▸ Direction
Would you repeat the listing exactly but omit every picture?

------------------------------

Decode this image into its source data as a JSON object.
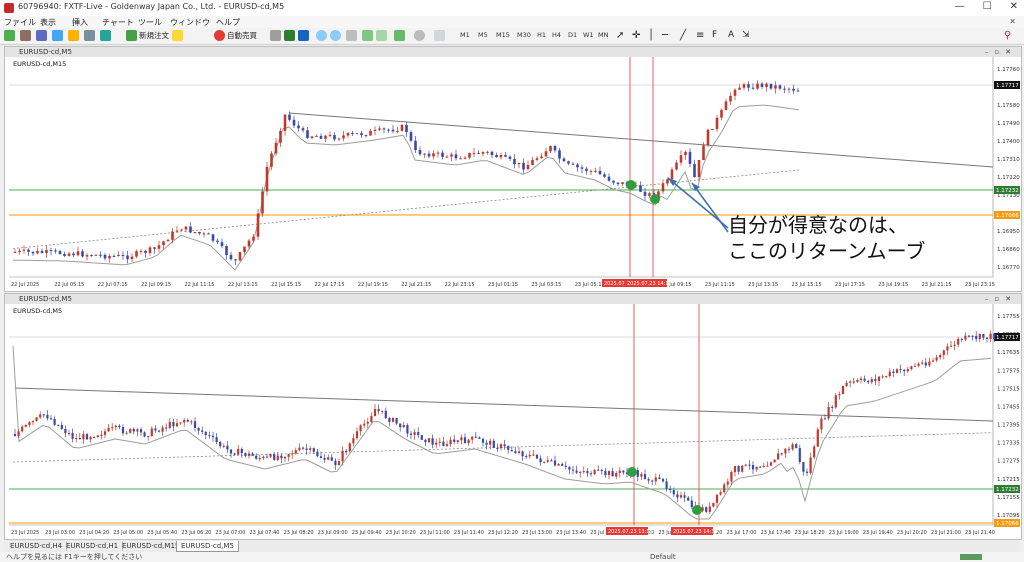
{
  "window": {
    "title": "60796940: FXTF-Live - Goldenway Japan Co., Ltd. - EURUSD-cd,M5"
  },
  "menu": [
    "ファイル",
    "表示",
    "挿入",
    "チャート",
    "ツール",
    "ウィンドウ",
    "ヘルプ"
  ],
  "toolbar": {
    "new_order": "新規注文",
    "auto_trade": "自動売買",
    "timeframes": [
      "M1",
      "M5",
      "M15",
      "M30",
      "H1",
      "H4",
      "D1",
      "W1",
      "MN"
    ]
  },
  "charts": [
    {
      "title": "EURUSD-cd,M5",
      "label": "EURUSD-cd,M15",
      "price_axis": [
        "1.17760",
        "1.17670",
        "1.17580",
        "1.17490",
        "1.17400",
        "1.17310",
        "1.17220",
        "1.17130",
        "1.17040",
        "1.16950",
        "1.16860",
        "1.16770"
      ],
      "price_badges": {
        "current": "1.17717",
        "green": "1.17232",
        "orange": "1.17066"
      },
      "time_axis": [
        "22 Jul 2025",
        "22 Jul 05:15",
        "22 Jul 07:15",
        "22 Jul 09:15",
        "22 Jul 11:15",
        "22 Jul 13:15",
        "22 Jul 15:15",
        "22 Jul 17:15",
        "22 Jul 19:15",
        "22 Jul 21:15",
        "22 Jul 23:15",
        "23 Jul 01:15",
        "23 Jul 03:15",
        "23 Jul 05:15",
        "23 Jul 07:15",
        "23 Jul 09:15",
        "23 Jul 11:15",
        "23 Jul 13:15",
        "23 Jul 15:15",
        "23 Jul 17:15",
        "23 Jul 19:15",
        "23 Jul 21:15",
        "23 Jul 23:15"
      ],
      "vline_labels": [
        "2025.07.23 13:15",
        "2025.07.23 14:15"
      ]
    },
    {
      "title": "EURUSD-cd,M5",
      "label": "EURUSD-cd,M5",
      "price_axis": [
        "1.17755",
        "1.17695",
        "1.17635",
        "1.17575",
        "1.17515",
        "1.17455",
        "1.17395",
        "1.17335",
        "1.17275",
        "1.17215",
        "1.17155",
        "1.17095"
      ],
      "price_badges": {
        "current": "1.17717",
        "green": "1.17232",
        "orange": "1.17066"
      },
      "time_axis": [
        "23 Jul 2025",
        "23 Jul 03:00",
        "23 Jul 04:20",
        "23 Jul 05:00",
        "23 Jul 05:40",
        "23 Jul 06:20",
        "23 Jul 07:00",
        "23 Jul 07:40",
        "23 Jul 08:20",
        "23 Jul 09:00",
        "23 Jul 09:40",
        "23 Jul 10:20",
        "23 Jul 11:00",
        "23 Jul 11:40",
        "23 Jul 12:20",
        "23 Jul 13:00",
        "23 Jul 13:40",
        "23 Jul 14:20",
        "23 Jul 15:00",
        "23 Jul 15:40",
        "23 Jul 16:20",
        "23 Jul 17:00",
        "23 Jul 17:40",
        "23 Jul 18:20",
        "23 Jul 19:00",
        "23 Jul 19:40",
        "23 Jul 20:20",
        "23 Jul 21:00",
        "23 Jul 21:40"
      ],
      "vline_labels": [
        "2025.07.23 13:15",
        "2025.07.23 14:30"
      ]
    }
  ],
  "annotation": {
    "line1": "自分が得意なのは、",
    "line2": "ここのリターンムーブ"
  },
  "tabs": [
    "EURUSD-cd,H4",
    "EURUSD-cd,H1",
    "EURUSD-cd,M15",
    "EURUSD-cd,M5"
  ],
  "status": {
    "help": "ヘルプを見るには F1キーを押してください",
    "profile": "Default"
  },
  "colors": {
    "bull": "#1a1a1a",
    "bear": "#c0392b",
    "up_candle": "#c0392b",
    "down_candle": "#3949ab",
    "green_line": "#4caf50",
    "orange_line": "#ff9800",
    "red_vline": "#e53935",
    "ma": "#9e9e9e",
    "marker": "#2e9e3e"
  }
}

------------------------------

▸ Final result
Decode this image into its source data as a JSON object.
{
  "window": {
    "title": "60796940: FXTF-Live - Goldenway Japan Co., Ltd. - EURUSD-cd,M5"
  },
  "menu": [
    "ファイル",
    "表示",
    "挿入",
    "チャート",
    "ツール",
    "ウィンドウ",
    "ヘルプ"
  ],
  "toolbar": {
    "new_order": "新規注文",
    "auto_trade": "自動売買",
    "timeframes": [
      "M1",
      "M5",
      "M15",
      "M30",
      "H1",
      "H4",
      "D1",
      "W1",
      "MN"
    ]
  },
  "charts": [
    {
      "title": "EURUSD-cd,M5",
      "label": "EURUSD-cd,M15",
      "price_axis": [
        "1.17760",
        "1.17670",
        "1.17580",
        "1.17490",
        "1.17400",
        "1.17310",
        "1.17220",
        "1.17130",
        "1.17040",
        "1.16950",
        "1.16860",
        "1.16770"
      ],
      "price_badges": {
        "current": "1.17717",
        "green": "1.17232",
        "orange": "1.17066"
      },
      "time_axis": [
        "22 Jul 2025",
        "22 Jul 05:15",
        "22 Jul 07:15",
        "22 Jul 09:15",
        "22 Jul 11:15",
        "22 Jul 13:15",
        "22 Jul 15:15",
        "22 Jul 17:15",
        "22 Jul 19:15",
        "22 Jul 21:15",
        "22 Jul 23:15",
        "23 Jul 01:15",
        "23 Jul 03:15",
        "23 Jul 05:15",
        "23 Jul 07:15",
        "23 Jul 09:15",
        "23 Jul 11:15",
        "23 Jul 13:15",
        "23 Jul 15:15",
        "23 Jul 17:15",
        "23 Jul 19:15",
        "23 Jul 21:15",
        "23 Jul 23:15"
      ],
      "vline_labels": [
        "2025.07.23 13:15",
        "2025.07.23 14:15"
      ]
    },
    {
      "title": "EURUSD-cd,M5",
      "label": "EURUSD-cd,M5",
      "price_axis": [
        "1.17755",
        "1.17695",
        "1.17635",
        "1.17575",
        "1.17515",
        "1.17455",
        "1.17395",
        "1.17335",
        "1.17275",
        "1.17215",
        "1.17155",
        "1.17095"
      ],
      "price_badges": {
        "current": "1.17717",
        "green": "1.17232",
        "orange": "1.17066"
      },
      "time_axis": [
        "23 Jul 2025",
        "23 Jul 03:00",
        "23 Jul 04:20",
        "23 Jul 05:00",
        "23 Jul 05:40",
        "23 Jul 06:20",
        "23 Jul 07:00",
        "23 Jul 07:40",
        "23 Jul 08:20",
        "23 Jul 09:00",
        "23 Jul 09:40",
        "23 Jul 10:20",
        "23 Jul 11:00",
        "23 Jul 11:40",
        "23 Jul 12:20",
        "23 Jul 13:00",
        "23 Jul 13:40",
        "23 Jul 14:20",
        "23 Jul 15:00",
        "23 Jul 15:40",
        "23 Jul 16:20",
        "23 Jul 17:00",
        "23 Jul 17:40",
        "23 Jul 18:20",
        "23 Jul 19:00",
        "23 Jul 19:40",
        "23 Jul 20:20",
        "23 Jul 21:00",
        "23 Jul 21:40"
      ],
      "vline_labels": [
        "2025.07.23 13:15",
        "2025.07.23 14:30"
      ]
    }
  ],
  "annotation": {
    "line1": "自分が得意なのは、",
    "line2": "ここのリターンムーブ"
  },
  "tabs": [
    "EURUSD-cd,H4",
    "EURUSD-cd,H1",
    "EURUSD-cd,M15",
    "EURUSD-cd,M5"
  ],
  "status": {
    "help": "ヘルプを見るには F1キーを押してください",
    "profile": "Default"
  },
  "colors": {
    "bull": "#1a1a1a",
    "bear": "#c0392b",
    "up_candle": "#c0392b",
    "down_candle": "#3949ab",
    "green_line": "#4caf50",
    "orange_line": "#ff9800",
    "red_vline": "#e53935",
    "ma": "#9e9e9e",
    "marker": "#2e9e3e"
  }
}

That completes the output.